▸ EXPLORE THE MATERIAL:
**a.** Where was the Governors Highway Safety Association's annual conference held, according to the telematics article?
**b.** Reproduce the telematics article from "Fleet managers and" up to and including "a serious crash.".

▸ GIVEN TEXT:

◇ ◇ ◇ ◇

Telematics sounds like the newest phone app with a free link to the latest viral video.
Instead, it’s the collection of data from thousands of remote sensors that with computer analysis can quickly be used to identify trends and tendencies. Traffic safety experts meeting at the Governors Highway Safety Association’s annual conference in Pittsburgh Tuesday said massaging millions of pieces of road and driving data collected from vehicles could dramatically improve road safety in the next few years.
For about the past 10 years, most new vehicles have been equipped with sensors that can detect everything from roads with potholes to locations where drivers routinely hit the brakes too hard or are likely to look at their phone or otherwise become distracted. Drivers can voluntarily allow insurance companies to view the data anonymously to identify general safety concerns or individually to provide rewards programs for safe driving.
Fleet managers and companies such as Uber can use the information to monitor how their drivers are performing, offering bonuses for safe behavior or increased training when problems are identified.
But participants in the GHSA panel Tuesday said state highway safety offices have been slow to take advantage of help telematic information could provide in identifying potential problems before serious crashes occur. Pam Schadel Fischer, GHSA’s senior director of external engagement who moderated the discussion, said there is “an unprecedented depth” of data that can allow safety officials to be proactive with road design and safety programs rather than reacting after a serious crash.

◇ ◇ ◇ ◇

▸ DATASET CONTENT:
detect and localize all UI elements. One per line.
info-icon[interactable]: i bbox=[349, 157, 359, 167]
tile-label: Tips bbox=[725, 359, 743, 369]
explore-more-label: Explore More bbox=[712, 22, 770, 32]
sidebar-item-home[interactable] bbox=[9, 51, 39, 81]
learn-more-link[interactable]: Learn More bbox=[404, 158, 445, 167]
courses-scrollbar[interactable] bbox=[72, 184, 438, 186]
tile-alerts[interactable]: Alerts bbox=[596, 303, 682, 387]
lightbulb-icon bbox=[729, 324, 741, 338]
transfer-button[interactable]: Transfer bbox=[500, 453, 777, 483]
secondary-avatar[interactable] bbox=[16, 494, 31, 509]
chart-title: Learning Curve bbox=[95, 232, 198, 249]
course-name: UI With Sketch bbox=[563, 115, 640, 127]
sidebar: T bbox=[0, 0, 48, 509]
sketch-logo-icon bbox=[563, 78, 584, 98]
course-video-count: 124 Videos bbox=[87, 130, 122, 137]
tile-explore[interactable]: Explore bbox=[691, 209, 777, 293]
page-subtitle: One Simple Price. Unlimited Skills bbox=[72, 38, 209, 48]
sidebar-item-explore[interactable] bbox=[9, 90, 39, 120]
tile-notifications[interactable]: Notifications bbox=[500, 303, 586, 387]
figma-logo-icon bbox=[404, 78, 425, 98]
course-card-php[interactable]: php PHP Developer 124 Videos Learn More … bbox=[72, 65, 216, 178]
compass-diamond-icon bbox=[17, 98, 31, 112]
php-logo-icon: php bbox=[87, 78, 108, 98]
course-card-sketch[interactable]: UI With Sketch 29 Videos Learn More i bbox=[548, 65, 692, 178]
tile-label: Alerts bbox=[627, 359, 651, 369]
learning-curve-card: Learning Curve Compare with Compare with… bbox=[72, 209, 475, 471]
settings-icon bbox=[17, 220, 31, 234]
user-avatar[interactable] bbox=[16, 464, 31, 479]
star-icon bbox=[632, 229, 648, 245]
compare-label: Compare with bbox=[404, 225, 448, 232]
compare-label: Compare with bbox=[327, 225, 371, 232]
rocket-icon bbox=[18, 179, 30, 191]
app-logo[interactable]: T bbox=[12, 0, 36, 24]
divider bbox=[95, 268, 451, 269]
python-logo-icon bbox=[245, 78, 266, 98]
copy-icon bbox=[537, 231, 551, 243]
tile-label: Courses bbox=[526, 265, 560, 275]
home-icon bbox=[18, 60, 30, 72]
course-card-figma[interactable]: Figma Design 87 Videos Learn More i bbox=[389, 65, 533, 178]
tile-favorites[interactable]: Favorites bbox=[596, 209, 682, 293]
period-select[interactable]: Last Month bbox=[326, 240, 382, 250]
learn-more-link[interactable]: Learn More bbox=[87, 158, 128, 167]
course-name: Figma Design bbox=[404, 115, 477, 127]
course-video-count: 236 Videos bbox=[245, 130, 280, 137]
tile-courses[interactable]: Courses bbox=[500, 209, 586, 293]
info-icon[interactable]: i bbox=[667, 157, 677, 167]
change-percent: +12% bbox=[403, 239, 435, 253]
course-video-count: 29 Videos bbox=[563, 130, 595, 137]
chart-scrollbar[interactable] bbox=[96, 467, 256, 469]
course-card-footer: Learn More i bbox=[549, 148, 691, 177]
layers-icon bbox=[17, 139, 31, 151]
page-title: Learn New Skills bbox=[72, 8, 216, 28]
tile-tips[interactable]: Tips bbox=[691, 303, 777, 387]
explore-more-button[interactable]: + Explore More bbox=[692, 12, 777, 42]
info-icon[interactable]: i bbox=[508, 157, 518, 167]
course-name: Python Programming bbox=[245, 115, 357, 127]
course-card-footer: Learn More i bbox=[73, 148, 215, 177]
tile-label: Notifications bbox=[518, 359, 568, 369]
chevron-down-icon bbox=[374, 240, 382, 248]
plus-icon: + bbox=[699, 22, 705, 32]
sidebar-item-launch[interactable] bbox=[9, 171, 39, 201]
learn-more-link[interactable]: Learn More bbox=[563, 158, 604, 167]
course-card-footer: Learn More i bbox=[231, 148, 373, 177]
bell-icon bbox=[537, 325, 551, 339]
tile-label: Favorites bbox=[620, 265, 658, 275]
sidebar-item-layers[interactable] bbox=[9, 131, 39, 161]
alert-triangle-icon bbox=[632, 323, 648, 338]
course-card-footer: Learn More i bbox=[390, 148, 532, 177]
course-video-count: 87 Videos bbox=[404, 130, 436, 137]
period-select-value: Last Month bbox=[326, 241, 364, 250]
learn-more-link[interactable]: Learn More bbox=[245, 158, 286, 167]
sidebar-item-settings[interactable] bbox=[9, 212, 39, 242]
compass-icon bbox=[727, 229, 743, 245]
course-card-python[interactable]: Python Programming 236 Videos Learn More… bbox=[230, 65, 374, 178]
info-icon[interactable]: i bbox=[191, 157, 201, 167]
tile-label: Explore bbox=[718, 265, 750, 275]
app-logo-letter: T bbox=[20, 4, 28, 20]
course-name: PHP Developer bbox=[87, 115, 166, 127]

◇ ◇ ◇ ◇

▸ SOLUTIONS IN ORDER:
**a.** Pittsburgh

**b.**
Fleet managers and companies such as Uber can use the information to monitor how their drivers are performing, offering bonuses for safe behavior or increased training when problems are identified.
But participants in the GHSA panel Tuesday said state highway safety offices have been slow to take advantage of help telematic information could provide in identifying potential problems before serious crashes occur. Pam Schadel Fischer, GHSA’s senior director of external engagement who moderated the discussion, said there is “an unprecedented depth” of data that can allow safety officials to be proactive with road design and safety programs rather than reacting after a serious crash.